§ **Listing**
○ ○ ○ ○ ○ ○ ○
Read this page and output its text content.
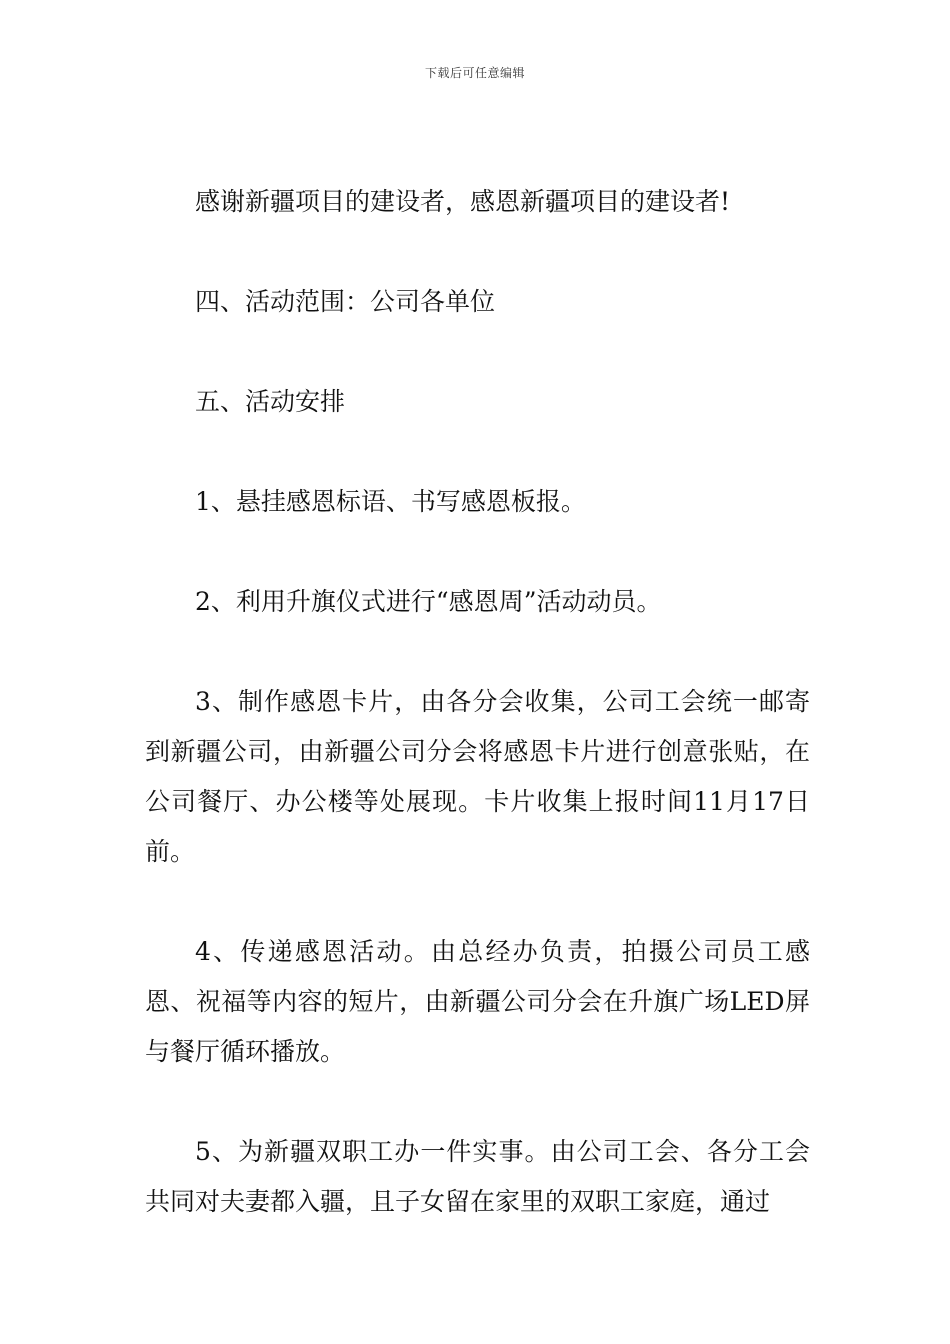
下载后可任意编辑

感谢新疆项目的建设者，感恩新疆项目的建设者!

四、活动范围：公司各单位

五、活动安排

1、悬挂感恩标语、书写感恩板报。

2、利用升旗仪式进行“感恩周”活动动员。

3、制作感恩卡片，由各分会收集，公司工会统一邮寄到新疆公司，由新疆公司分会将感恩卡片进行创意张贴，在公司餐厅、办公楼等处展现。卡片收集上报时间11月17日前。

4、传递感恩活动。由总经办负责，拍摄公司员工感恩、祝福等内容的短片，由新疆公司分会在升旗广场LED屏与餐厅循环播放。

5、为新疆双职工办一件实事。由公司工会、各分工会共同对夫妻都入疆，且子女留在家里的双职工家庭，通过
○ ○ ○ ○ ○ ○ ○
Without the pictures, return the entries exactly as they appear.

Read this page and output its text content.
下载后可任意编辑

感谢新疆项目的建设者，感恩新疆项目的建设者!

四、活动范围：公司各单位

五、活动安排

1、悬挂感恩标语、书写感恩板报。

2、利用升旗仪式进行“感恩周”活动动员。

3、制作感恩卡片，由各分会收集，公司工会统一邮寄到新疆公司，由新疆公司分会将感恩卡片进行创意张贴，在公司餐厅、办公楼等处展现。卡片收集上报时间11月17日前。

4、传递感恩活动。由总经办负责，拍摄公司员工感恩、祝福等内容的短片，由新疆公司分会在升旗广场LED屏与餐厅循环播放。

5、为新疆双职工办一件实事。由公司工会、各分工会共同对夫妻都入疆，且子女留在家里的双职工家庭，通过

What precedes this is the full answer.